> **SELECTED EXTRACT**
******

Skip to main content

Extract metadata and URLs from PDF files

Project description

linkrot logo

Introduction

Scans PDFs for links written in plaintext and checks if they are active or returns an error code. It then generates a report of its findings. Extract references (PDF, URL, DOI, arXiv) and metadata from a PDF.

Check out our sister project, Rotting Research, for a web app implementation of this project.

Features

  • Extract references and metadata from a given PDF.
  • Detects PDF, URL, arXiv and DOI references.
  • Archives valid links using Internet Archive's Wayback Machine (using the -a flag).
  • Checks for valid SSL certificate.
  • Find broken hyperlinks (using the -c flag).
  • Output as text or JSON (using the -j flag).
  • Extract the PDF text (using the --text flag).
  • Use as command-line tool or Python package.
  • Works with local and online PDFs.

Installation

Grab a copy of the code with pip:

pip install linkrot

Usage

linkrot can be used to extract info from a PDF in two ways:

  • Command line/Terminal tool linkrot
  • Python library import linkrot

1. Command Line/Terminal tool

linkrot [pdf-file-or-url]

Run linkrot -h to see the help output:

linkrot -h

usage:

linkrot [-h] [-d OUTPUT_DIRECTORY] [-c] [-j] [-v] [-t] [-o OUTPUT_FILE] [--version] pdf

Extract metadata and references from a PDF, and optionally download all referenced PDFs.

Arguments

positional arguments:

pdf (Filename or URL of a PDF file)

optional arguments:

-h, --help            (Show this help message and exit)  
-d OUTPUT_DIRECTORY,  --download-pdfs OUTPUT_DIRECTORY (Download all referenced PDFs into specified directory)  
-c, --check-links     (Check for broken links)  
-j, --json            (Output infos as JSON (instead of plain text))  
-v, --verbose         (Print all references (instead of only PDFs))  
-t, --text            (Only extract text (no metadata or references))  
-a, --archive	  (Archive actvice links)

******

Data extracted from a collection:
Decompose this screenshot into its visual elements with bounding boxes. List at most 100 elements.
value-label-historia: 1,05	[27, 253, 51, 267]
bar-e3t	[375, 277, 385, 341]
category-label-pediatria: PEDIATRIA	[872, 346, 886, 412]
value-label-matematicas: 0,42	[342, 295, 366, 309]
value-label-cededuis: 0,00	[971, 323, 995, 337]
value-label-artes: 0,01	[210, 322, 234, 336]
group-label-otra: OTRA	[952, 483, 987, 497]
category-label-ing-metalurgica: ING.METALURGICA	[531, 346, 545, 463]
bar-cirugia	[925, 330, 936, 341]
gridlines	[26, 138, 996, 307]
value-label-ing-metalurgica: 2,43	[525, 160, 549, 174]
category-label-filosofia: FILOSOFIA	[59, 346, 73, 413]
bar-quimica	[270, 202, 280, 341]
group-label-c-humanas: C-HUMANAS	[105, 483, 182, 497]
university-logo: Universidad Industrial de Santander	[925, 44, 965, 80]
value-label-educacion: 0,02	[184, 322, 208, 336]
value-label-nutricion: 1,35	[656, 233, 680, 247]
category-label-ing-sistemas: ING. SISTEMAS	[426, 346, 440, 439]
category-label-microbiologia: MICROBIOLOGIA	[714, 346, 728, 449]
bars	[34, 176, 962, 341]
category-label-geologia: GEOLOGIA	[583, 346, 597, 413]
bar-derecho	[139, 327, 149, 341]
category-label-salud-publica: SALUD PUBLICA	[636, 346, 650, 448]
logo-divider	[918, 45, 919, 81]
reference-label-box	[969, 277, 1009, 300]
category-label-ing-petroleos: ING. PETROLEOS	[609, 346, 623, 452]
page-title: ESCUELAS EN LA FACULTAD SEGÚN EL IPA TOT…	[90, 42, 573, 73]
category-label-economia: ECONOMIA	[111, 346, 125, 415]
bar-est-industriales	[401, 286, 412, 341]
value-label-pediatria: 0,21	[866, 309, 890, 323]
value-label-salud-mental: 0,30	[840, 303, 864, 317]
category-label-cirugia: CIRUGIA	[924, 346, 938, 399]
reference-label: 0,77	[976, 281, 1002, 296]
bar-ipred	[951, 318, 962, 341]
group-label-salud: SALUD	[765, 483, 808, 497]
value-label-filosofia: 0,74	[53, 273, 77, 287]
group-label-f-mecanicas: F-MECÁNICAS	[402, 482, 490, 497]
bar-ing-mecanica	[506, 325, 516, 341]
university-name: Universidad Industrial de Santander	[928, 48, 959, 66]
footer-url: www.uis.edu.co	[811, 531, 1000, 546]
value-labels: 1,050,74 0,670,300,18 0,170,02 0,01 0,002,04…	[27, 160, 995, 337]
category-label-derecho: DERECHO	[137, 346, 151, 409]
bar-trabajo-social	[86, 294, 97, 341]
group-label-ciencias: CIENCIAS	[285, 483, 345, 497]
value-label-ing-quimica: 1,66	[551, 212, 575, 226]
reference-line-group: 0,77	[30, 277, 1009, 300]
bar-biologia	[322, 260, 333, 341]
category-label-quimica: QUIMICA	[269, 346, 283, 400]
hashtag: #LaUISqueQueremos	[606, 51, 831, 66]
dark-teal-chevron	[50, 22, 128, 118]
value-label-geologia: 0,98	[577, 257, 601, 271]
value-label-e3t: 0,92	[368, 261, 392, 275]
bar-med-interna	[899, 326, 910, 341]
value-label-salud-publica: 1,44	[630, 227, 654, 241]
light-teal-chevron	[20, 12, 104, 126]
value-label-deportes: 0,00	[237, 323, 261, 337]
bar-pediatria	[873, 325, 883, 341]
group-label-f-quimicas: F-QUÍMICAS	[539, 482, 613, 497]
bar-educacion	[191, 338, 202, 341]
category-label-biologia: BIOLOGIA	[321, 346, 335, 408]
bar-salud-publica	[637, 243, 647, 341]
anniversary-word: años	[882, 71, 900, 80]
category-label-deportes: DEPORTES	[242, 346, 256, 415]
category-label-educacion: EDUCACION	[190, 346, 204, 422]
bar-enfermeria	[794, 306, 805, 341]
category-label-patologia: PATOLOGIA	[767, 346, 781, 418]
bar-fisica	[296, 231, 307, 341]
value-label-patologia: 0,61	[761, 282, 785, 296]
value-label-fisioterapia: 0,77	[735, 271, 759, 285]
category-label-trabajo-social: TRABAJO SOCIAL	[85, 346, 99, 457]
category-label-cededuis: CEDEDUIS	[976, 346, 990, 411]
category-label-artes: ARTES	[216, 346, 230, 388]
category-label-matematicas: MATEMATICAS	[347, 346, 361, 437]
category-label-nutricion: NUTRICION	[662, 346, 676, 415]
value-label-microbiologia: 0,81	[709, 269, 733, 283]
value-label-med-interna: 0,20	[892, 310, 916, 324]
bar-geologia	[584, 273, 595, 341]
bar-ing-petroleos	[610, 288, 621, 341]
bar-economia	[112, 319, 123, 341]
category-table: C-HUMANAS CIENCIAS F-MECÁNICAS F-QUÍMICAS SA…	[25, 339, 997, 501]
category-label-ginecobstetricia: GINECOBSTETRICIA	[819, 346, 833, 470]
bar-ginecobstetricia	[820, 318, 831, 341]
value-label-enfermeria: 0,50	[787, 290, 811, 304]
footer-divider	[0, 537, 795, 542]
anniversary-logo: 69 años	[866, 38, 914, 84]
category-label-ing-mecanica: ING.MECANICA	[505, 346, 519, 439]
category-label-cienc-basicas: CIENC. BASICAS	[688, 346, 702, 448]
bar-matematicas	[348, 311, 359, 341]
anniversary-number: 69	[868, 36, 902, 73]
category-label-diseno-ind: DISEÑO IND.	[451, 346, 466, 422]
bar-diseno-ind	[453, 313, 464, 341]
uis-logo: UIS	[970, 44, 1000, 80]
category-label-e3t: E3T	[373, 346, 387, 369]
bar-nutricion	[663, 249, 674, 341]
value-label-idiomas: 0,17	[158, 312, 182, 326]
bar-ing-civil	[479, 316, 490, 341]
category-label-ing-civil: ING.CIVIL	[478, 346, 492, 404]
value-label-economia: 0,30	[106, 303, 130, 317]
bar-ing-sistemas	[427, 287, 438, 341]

******

> **TASK SET**
[a] Using the linkrot project description, say whether each statement agrees with it: (i) the -j flag makes linkrot output its results as JSON; (ii) linkrot can only read PDFs stored locally; (iii) the -t option extracts the text together with the metadata and references. Answer yes or no for each and quote the deciding words.
[b] Take the linkrot project description further, continuing it from where it stops.

> **OUTPUTS**
[a]
(i) Yes: "Output as text or JSON (using the -j flag)."
(ii) No: "Works with local and online PDFs."
(iii) No: "Only extract text (no metadata or references)"

[b]
-o OUTPUT_FILE,        --output-file OUTPUT_FILE (Output to specified file instead of console)  
--version             (Show program's version number and exit)  

PDF Samples

For testing purposes, you can find PDF samples in shared MEGA folder](https://mega.nz/folder/uwBxVSzS#lpBtSz49E9dqHtmrQwp0Ig).

Examples

Extract text to console.

linkrot https://example.com/example.pdf -t

Extract text to file

linkrot https://example.com/example.pdf -t -o pdf-text.txt

Check Links

linkrot https://example.com/example.pdf -c

2. Main Python Library

Import the library:

import linkrot

Create an instance of the linkrot class like so:

pdf = linkrot.linkrot("filename-or-url.pdf") #pdf is the instance of the linkrot class

Now the following function can be used to extract specific data from the pdf:

get_metadata()

Arguments: None

Usage:

metadata = pdf.get_metadata() #pdf is the instance of the linkrot class

Return type: Dictionary <class 'dict'>

Information Provided: All metadata, secret metadata associated with the PDF including Creation date, Creator, Title, etc...

get_text()

Arguments: None

Usage:

text = pdf.get_text() #pdf is the instance of the linkrot class

Return type: String <class 'str'>

Information Provided: The entire content of the PDF in string form.

get_references(reftype=None, sort=False)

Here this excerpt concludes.